>> begin The records

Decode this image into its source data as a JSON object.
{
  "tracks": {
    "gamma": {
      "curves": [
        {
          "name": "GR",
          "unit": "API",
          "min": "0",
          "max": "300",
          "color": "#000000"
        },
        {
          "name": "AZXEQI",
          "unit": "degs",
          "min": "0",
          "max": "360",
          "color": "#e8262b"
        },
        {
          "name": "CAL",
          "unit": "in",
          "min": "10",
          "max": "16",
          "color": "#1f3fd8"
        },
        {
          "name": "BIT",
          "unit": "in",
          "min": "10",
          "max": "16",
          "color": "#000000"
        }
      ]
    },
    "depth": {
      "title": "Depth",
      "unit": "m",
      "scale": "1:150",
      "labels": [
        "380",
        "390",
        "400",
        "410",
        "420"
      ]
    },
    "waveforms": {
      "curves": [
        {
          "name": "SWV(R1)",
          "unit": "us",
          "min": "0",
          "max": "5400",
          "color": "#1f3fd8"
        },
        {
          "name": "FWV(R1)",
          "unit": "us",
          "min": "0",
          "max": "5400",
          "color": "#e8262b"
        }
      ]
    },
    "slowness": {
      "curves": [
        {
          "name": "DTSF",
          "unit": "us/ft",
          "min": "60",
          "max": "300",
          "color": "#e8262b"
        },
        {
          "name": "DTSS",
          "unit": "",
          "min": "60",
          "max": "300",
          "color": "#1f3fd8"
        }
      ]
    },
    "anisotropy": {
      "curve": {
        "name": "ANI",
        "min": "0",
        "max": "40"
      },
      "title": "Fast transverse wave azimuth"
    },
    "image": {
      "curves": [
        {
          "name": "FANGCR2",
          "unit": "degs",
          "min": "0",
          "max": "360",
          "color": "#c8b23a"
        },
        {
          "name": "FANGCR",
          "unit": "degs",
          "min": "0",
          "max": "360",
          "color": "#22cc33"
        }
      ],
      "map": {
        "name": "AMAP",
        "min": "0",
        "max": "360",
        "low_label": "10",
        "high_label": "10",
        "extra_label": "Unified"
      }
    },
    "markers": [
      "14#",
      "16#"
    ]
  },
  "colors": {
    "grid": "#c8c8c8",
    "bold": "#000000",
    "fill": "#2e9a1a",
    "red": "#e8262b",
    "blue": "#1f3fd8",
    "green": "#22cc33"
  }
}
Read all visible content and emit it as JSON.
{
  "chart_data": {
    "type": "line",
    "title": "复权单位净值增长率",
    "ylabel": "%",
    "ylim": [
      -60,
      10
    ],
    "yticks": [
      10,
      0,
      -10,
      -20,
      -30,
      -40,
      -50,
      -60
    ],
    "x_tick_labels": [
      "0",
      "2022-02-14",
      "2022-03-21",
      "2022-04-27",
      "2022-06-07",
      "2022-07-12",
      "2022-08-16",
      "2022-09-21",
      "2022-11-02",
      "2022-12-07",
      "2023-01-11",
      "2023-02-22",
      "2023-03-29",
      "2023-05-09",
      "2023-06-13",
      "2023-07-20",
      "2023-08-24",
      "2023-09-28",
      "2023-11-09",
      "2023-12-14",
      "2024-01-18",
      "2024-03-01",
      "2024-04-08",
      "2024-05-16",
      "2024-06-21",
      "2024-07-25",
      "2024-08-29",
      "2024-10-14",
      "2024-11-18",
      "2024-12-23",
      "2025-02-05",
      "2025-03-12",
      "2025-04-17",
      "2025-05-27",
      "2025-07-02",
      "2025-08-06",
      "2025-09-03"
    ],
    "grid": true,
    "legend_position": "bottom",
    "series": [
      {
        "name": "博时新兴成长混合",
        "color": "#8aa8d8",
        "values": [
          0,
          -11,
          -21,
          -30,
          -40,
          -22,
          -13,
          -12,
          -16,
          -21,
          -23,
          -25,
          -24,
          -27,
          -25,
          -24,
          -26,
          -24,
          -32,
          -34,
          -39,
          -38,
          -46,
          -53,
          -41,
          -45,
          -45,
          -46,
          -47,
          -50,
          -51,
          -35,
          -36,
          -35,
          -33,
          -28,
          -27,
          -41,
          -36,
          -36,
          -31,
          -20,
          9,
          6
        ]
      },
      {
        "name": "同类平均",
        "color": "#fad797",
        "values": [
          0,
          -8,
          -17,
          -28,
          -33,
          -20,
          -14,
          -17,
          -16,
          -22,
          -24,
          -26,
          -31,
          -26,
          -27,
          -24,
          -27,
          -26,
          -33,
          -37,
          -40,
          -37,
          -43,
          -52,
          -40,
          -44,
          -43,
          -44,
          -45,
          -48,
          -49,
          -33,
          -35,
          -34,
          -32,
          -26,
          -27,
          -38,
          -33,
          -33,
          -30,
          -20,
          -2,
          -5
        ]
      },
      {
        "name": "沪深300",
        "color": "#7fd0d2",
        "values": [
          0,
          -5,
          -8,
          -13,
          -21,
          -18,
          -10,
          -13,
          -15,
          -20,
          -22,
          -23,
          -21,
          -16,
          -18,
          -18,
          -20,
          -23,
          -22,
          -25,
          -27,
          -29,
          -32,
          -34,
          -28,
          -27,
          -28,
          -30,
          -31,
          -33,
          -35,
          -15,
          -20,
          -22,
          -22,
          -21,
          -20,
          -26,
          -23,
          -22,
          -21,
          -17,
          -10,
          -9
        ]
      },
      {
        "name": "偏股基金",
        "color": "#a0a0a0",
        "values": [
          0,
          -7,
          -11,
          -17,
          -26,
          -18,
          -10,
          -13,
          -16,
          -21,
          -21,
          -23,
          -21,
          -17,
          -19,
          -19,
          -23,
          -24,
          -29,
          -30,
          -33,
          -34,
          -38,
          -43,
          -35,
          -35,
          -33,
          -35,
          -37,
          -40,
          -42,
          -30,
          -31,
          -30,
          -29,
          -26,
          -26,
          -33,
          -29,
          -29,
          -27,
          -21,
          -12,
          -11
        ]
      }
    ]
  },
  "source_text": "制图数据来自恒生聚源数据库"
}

>> end The records

## [Work instructions]
Print the listing above in full, exactly as it is.

## [In response]
Decode this image into its source data as a JSON object.
{
  "tracks": {
    "gamma": {
      "curves": [
        {
          "name": "GR",
          "unit": "API",
          "min": "0",
          "max": "300",
          "color": "#000000"
        },
        {
          "name": "AZXEQI",
          "unit": "degs",
          "min": "0",
          "max": "360",
          "color": "#e8262b"
        },
        {
          "name": "CAL",
          "unit": "in",
          "min": "10",
          "max": "16",
          "color": "#1f3fd8"
        },
        {
          "name": "BIT",
          "unit": "in",
          "min": "10",
          "max": "16",
          "color": "#000000"
        }
      ]
    },
    "depth": {
      "title": "Depth",
      "unit": "m",
      "scale": "1:150",
      "labels": [
        "380",
        "390",
        "400",
        "410",
        "420"
      ]
    },
    "waveforms": {
      "curves": [
        {
          "name": "SWV(R1)",
          "unit": "us",
          "min": "0",
          "max": "5400",
          "color": "#1f3fd8"
        },
        {
          "name": "FWV(R1)",
          "unit": "us",
          "min": "0",
          "max": "5400",
          "color": "#e8262b"
        }
      ]
    },
    "slowness": {
      "curves": [
        {
          "name": "DTSF",
          "unit": "us/ft",
          "min": "60",
          "max": "300",
          "color": "#e8262b"
        },
        {
          "name": "DTSS",
          "unit": "",
          "min": "60",
          "max": "300",
          "color": "#1f3fd8"
        }
      ]
    },
    "anisotropy": {
      "curve": {
        "name": "ANI",
        "min": "0",
        "max": "40"
      },
      "title": "Fast transverse wave azimuth"
    },
    "image": {
      "curves": [
        {
          "name": "FANGCR2",
          "unit": "degs",
          "min": "0",
          "max": "360",
          "color": "#c8b23a"
        },
        {
          "name": "FANGCR",
          "unit": "degs",
          "min": "0",
          "max": "360",
          "color": "#22cc33"
        }
      ],
      "map": {
        "name": "AMAP",
        "min": "0",
        "max": "360",
        "low_label": "10",
        "high_label": "10",
        "extra_label": "Unified"
      }
    },
    "markers": [
      "14#",
      "16#"
    ]
  },
  "colors": {
    "grid": "#c8c8c8",
    "bold": "#000000",
    "fill": "#2e9a1a",
    "red": "#e8262b",
    "blue": "#1f3fd8",
    "green": "#22cc33"
  }
}
Read all visible content and emit it as JSON.
{
  "chart_data": {
    "type": "line",
    "title": "复权单位净值增长率",
    "ylabel": "%",
    "ylim": [
      -60,
      10
    ],
    "yticks": [
      10,
      0,
      -10,
      -20,
      -30,
      -40,
      -50,
      -60
    ],
    "x_tick_labels": [
      "0",
      "2022-02-14",
      "2022-03-21",
      "2022-04-27",
      "2022-06-07",
      "2022-07-12",
      "2022-08-16",
      "2022-09-21",
      "2022-11-02",
      "2022-12-07",
      "2023-01-11",
      "2023-02-22",
      "2023-03-29",
      "2023-05-09",
      "2023-06-13",
      "2023-07-20",
      "2023-08-24",
      "2023-09-28",
      "2023-11-09",
      "2023-12-14",
      "2024-01-18",
      "2024-03-01",
      "2024-04-08",
      "2024-05-16",
      "2024-06-21",
      "2024-07-25",
      "2024-08-29",
      "2024-10-14",
      "2024-11-18",
      "2024-12-23",
      "2025-02-05",
      "2025-03-12",
      "2025-04-17",
      "2025-05-27",
      "2025-07-02",
      "2025-08-06",
      "2025-09-03"
    ],
    "grid": true,
    "legend_position": "bottom",
    "series": [
      {
        "name": "博时新兴成长混合",
        "color": "#8aa8d8",
        "values": [
          0,
          -11,
          -21,
          -30,
          -40,
          -22,
          -13,
          -12,
          -16,
          -21,
          -23,
          -25,
          -24,
          -27,
          -25,
          -24,
          -26,
          -24,
          -32,
          -34,
          -39,
          -38,
          -46,
          -53,
          -41,
          -45,
          -45,
          -46,
          -47,
          -50,
          -51,
          -35,
          -36,
          -35,
          -33,
          -28,
          -27,
          -41,
          -36,
          -36,
          -31,
          -20,
          9,
          6
        ]
      },
      {
        "name": "同类平均",
        "color": "#fad797",
        "values": [
          0,
          -8,
          -17,
          -28,
          -33,
          -20,
          -14,
          -17,
          -16,
          -22,
          -24,
          -26,
          -31,
          -26,
          -27,
          -24,
          -27,
          -26,
          -33,
          -37,
          -40,
          -37,
          -43,
          -52,
          -40,
          -44,
          -43,
          -44,
          -45,
          -48,
          -49,
          -33,
          -35,
          -34,
          -32,
          -26,
          -27,
          -38,
          -33,
          -33,
          -30,
          -20,
          -2,
          -5
        ]
      },
      {
        "name": "沪深300",
        "color": "#7fd0d2",
        "values": [
          0,
          -5,
          -8,
          -13,
          -21,
          -18,
          -10,
          -13,
          -15,
          -20,
          -22,
          -23,
          -21,
          -16,
          -18,
          -18,
          -20,
          -23,
          -22,
          -25,
          -27,
          -29,
          -32,
          -34,
          -28,
          -27,
          -28,
          -30,
          -31,
          -33,
          -35,
          -15,
          -20,
          -22,
          -22,
          -21,
          -20,
          -26,
          -23,
          -22,
          -21,
          -17,
          -10,
          -9
        ]
      },
      {
        "name": "偏股基金",
        "color": "#a0a0a0",
        "values": [
          0,
          -7,
          -11,
          -17,
          -26,
          -18,
          -10,
          -13,
          -16,
          -21,
          -21,
          -23,
          -21,
          -17,
          -19,
          -19,
          -23,
          -24,
          -29,
          -30,
          -33,
          -34,
          -38,
          -43,
          -35,
          -35,
          -33,
          -35,
          -37,
          -40,
          -42,
          -30,
          -31,
          -30,
          -29,
          -26,
          -26,
          -33,
          -29,
          -29,
          -27,
          -21,
          -12,
          -11
        ]
      }
    ]
  },
  "source_text": "制图数据来自恒生聚源数据库"
}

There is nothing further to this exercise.